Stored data
____________________

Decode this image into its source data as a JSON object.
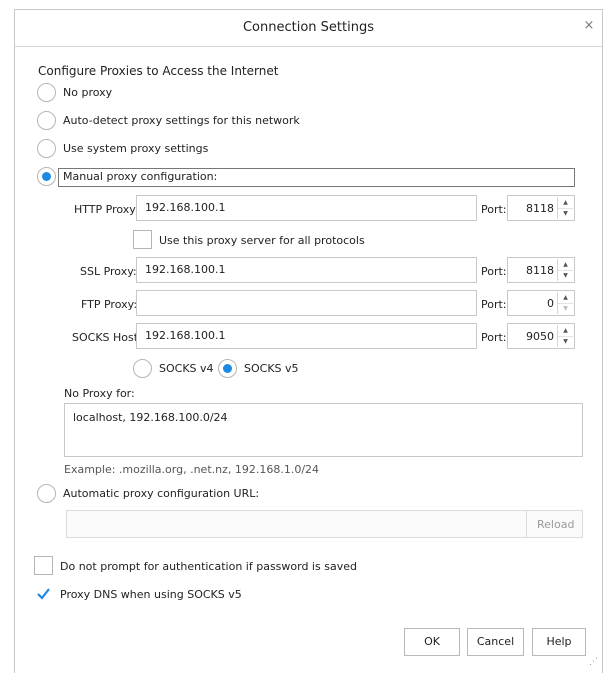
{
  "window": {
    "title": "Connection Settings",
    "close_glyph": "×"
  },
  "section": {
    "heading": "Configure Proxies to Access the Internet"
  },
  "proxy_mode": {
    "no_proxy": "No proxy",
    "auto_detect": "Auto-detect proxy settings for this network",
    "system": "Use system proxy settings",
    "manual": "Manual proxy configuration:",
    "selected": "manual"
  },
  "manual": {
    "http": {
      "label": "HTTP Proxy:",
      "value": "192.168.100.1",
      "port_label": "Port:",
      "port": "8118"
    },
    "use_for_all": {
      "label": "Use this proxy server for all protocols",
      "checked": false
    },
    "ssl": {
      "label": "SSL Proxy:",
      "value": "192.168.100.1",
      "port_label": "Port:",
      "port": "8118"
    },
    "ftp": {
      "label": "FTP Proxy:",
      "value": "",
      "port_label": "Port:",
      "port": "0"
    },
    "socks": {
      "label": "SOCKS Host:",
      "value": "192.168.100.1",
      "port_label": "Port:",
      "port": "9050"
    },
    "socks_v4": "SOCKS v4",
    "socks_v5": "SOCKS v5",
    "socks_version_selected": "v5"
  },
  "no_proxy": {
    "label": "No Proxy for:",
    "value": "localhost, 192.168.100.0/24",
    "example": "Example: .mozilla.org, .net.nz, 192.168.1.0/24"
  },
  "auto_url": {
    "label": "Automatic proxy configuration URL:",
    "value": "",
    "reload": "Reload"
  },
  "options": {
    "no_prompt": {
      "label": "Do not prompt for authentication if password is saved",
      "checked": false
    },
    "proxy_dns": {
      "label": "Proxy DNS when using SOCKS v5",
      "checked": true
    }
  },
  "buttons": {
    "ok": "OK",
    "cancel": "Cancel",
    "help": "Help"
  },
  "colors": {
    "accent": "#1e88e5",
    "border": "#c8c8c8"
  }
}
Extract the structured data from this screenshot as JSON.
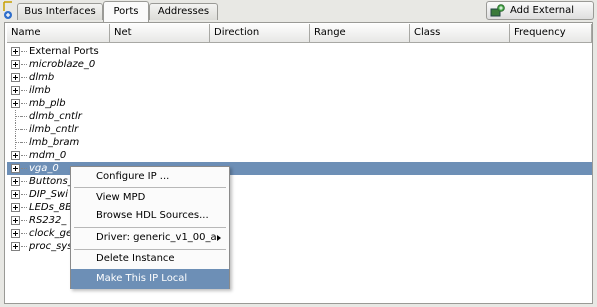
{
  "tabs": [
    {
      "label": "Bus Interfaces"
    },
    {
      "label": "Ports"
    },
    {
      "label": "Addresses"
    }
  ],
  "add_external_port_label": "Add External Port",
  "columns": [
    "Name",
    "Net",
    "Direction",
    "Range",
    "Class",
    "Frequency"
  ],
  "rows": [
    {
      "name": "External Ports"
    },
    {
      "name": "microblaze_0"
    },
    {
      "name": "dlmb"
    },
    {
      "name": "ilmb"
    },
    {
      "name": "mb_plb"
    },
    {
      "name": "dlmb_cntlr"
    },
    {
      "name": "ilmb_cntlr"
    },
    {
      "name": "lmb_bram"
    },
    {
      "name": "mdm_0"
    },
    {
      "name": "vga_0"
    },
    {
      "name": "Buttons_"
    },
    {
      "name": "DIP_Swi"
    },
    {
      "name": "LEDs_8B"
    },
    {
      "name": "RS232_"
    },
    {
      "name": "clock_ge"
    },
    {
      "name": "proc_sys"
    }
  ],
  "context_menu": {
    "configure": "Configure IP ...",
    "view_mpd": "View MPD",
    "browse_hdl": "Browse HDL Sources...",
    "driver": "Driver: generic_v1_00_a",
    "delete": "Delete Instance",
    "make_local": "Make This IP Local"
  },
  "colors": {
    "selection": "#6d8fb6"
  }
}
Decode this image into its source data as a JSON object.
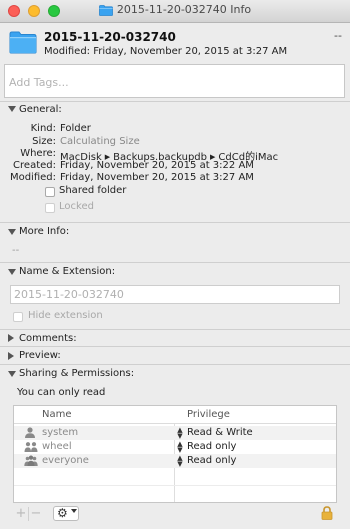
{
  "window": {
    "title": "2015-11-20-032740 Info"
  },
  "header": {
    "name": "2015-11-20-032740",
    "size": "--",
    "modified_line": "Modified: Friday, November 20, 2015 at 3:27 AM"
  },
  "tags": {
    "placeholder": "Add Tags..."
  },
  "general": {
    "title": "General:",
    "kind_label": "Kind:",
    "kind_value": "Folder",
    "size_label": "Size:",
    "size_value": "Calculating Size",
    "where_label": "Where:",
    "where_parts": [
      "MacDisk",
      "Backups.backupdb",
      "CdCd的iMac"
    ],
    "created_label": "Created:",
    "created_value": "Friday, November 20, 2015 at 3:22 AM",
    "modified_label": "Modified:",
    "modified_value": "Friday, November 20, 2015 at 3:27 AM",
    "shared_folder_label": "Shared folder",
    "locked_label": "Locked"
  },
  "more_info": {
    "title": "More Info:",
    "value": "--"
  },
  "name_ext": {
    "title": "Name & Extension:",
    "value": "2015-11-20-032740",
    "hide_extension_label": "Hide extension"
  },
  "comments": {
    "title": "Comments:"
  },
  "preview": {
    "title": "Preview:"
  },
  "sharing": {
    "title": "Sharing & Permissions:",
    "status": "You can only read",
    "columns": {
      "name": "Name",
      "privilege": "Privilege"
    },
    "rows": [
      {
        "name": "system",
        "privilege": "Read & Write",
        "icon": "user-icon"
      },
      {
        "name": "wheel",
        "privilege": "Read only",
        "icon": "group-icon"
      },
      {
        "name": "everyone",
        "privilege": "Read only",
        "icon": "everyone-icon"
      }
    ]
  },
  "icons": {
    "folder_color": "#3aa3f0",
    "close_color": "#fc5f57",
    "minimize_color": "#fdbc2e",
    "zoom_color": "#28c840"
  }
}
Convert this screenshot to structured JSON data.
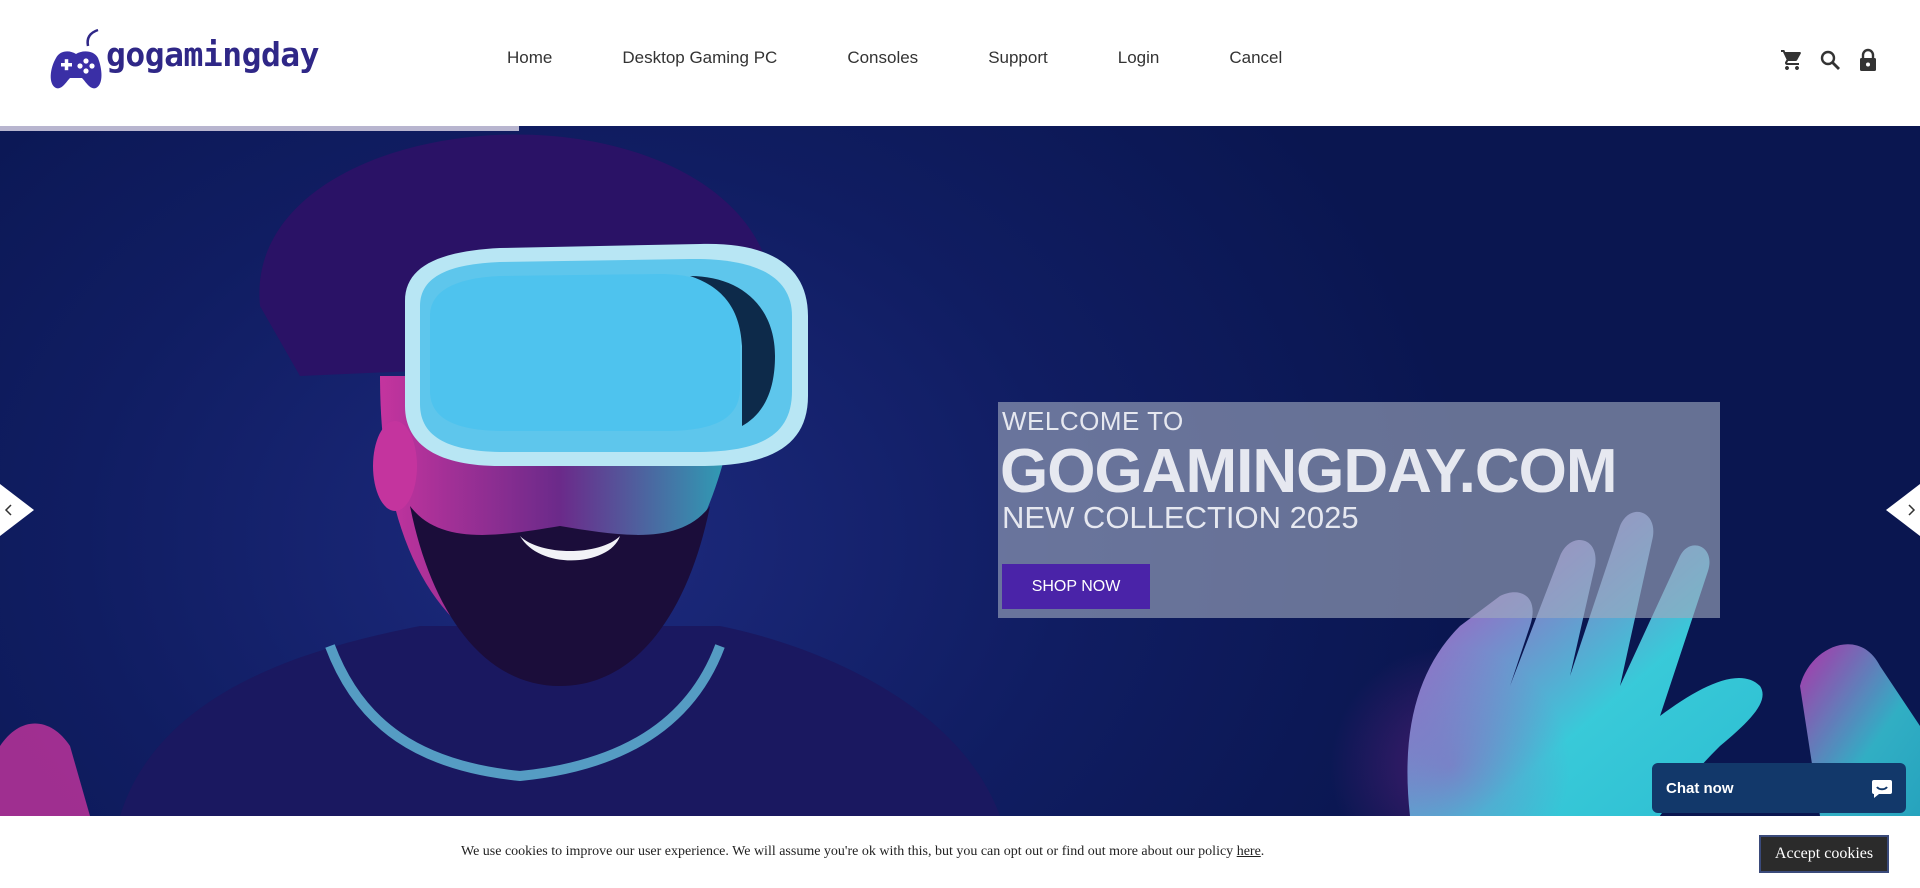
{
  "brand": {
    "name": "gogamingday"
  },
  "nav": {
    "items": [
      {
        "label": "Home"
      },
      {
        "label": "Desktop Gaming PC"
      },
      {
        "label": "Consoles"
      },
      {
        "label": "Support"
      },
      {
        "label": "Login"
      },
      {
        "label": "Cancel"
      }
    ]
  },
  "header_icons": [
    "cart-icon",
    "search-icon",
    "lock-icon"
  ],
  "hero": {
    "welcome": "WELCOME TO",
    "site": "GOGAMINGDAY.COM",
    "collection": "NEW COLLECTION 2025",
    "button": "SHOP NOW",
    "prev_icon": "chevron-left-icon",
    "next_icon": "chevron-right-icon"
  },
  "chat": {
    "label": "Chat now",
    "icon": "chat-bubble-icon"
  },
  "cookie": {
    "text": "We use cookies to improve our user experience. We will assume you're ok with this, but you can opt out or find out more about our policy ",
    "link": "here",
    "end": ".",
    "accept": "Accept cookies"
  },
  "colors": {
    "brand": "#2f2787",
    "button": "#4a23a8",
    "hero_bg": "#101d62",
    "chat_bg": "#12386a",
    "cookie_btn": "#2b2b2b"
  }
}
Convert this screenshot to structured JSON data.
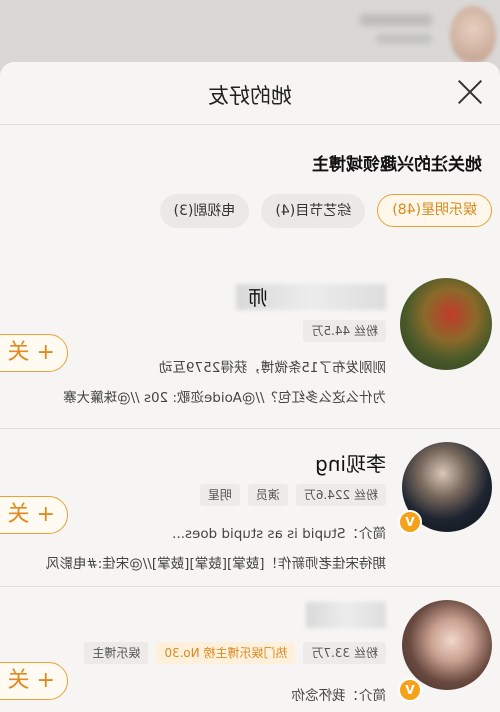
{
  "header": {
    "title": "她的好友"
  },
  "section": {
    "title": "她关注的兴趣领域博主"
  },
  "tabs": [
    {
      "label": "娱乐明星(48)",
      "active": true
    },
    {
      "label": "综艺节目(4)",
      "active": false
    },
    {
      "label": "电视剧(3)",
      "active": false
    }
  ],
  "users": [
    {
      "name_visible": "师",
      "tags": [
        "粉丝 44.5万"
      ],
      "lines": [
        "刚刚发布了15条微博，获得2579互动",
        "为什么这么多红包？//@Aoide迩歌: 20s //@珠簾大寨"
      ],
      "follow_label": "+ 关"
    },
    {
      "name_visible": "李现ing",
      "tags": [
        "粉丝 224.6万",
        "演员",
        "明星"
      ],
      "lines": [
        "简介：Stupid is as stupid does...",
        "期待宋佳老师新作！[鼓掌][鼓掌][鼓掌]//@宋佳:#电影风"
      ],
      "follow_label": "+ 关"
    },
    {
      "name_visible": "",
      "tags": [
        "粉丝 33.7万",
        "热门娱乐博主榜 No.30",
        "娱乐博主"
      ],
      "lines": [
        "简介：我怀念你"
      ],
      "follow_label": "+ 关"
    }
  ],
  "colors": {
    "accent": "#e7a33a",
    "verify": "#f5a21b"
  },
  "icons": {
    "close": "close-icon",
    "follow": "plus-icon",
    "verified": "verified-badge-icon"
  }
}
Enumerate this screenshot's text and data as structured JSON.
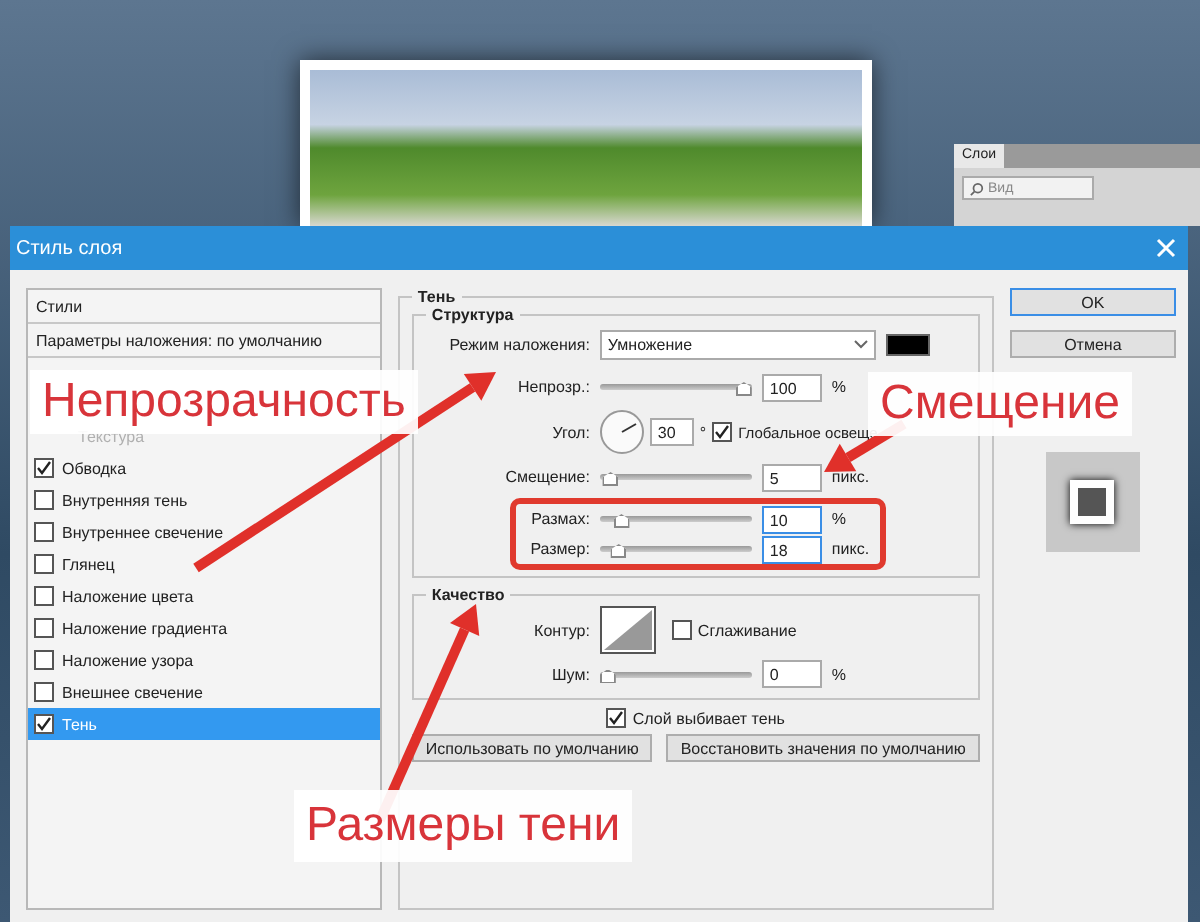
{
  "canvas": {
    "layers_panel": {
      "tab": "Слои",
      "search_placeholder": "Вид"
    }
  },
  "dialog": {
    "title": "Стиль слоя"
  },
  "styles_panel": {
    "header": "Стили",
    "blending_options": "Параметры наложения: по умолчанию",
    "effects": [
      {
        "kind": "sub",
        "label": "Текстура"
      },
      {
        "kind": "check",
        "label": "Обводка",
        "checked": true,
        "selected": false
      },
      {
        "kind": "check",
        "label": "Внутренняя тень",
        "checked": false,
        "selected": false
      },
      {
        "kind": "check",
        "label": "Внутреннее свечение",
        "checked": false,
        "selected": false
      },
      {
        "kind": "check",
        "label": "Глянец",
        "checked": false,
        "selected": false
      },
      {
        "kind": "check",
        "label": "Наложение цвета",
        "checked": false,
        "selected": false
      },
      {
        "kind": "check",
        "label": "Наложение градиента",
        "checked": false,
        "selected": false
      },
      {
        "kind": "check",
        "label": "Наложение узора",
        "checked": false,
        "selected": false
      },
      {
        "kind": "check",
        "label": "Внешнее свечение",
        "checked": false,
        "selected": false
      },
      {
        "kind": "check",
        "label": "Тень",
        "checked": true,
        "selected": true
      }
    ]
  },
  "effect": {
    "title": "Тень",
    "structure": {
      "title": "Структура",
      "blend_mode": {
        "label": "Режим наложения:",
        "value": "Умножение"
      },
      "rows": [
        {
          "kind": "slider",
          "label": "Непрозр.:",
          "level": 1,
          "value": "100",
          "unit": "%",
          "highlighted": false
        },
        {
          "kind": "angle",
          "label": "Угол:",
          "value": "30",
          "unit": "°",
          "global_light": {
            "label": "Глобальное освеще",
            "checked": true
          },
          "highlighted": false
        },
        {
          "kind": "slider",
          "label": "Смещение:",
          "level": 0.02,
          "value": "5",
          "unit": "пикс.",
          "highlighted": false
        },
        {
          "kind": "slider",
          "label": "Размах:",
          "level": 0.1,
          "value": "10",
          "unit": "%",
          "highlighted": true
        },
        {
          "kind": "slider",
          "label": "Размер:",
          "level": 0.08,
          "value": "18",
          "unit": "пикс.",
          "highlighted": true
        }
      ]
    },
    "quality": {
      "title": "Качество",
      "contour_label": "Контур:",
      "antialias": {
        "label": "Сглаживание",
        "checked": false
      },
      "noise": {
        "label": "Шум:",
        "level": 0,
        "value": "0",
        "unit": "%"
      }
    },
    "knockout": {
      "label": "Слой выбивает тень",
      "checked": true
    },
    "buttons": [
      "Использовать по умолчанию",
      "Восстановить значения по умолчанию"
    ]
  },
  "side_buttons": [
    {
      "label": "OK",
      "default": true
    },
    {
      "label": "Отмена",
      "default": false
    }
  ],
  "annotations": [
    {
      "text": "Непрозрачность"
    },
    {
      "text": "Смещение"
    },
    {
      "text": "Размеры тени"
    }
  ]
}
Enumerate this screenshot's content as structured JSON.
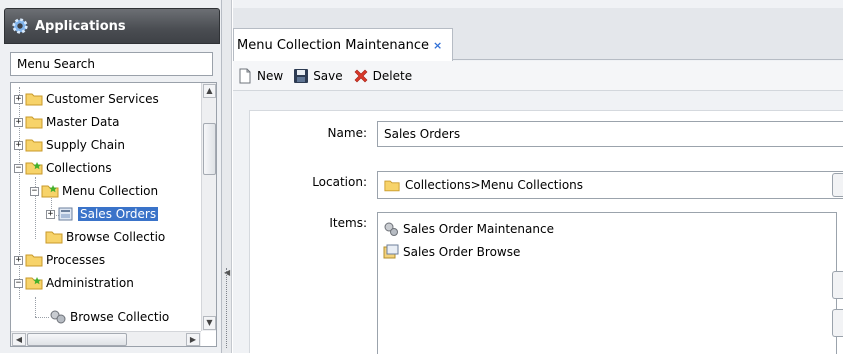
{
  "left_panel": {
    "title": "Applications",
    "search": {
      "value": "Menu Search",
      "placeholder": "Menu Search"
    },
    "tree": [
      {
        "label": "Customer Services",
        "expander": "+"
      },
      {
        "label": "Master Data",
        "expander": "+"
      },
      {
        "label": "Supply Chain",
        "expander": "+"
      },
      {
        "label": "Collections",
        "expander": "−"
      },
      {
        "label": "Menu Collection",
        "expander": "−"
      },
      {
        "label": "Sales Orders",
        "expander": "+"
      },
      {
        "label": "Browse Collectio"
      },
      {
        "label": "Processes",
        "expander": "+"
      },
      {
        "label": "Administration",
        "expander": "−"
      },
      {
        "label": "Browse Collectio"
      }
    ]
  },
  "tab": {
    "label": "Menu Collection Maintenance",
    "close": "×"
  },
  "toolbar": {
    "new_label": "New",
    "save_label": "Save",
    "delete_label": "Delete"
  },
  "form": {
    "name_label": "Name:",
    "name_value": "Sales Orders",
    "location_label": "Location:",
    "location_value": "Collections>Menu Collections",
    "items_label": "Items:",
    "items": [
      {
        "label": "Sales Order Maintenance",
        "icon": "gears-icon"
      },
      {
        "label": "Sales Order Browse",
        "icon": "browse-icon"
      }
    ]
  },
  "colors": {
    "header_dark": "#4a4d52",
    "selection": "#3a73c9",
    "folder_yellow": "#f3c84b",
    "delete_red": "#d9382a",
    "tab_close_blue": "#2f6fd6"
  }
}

____________________

*WHAT THE EXERCISE ASKS*: Of all the lines in the material above, how many contain the word "configuration"? Give only the count.

*SOLUTION TO THIS PROBLEM*: 2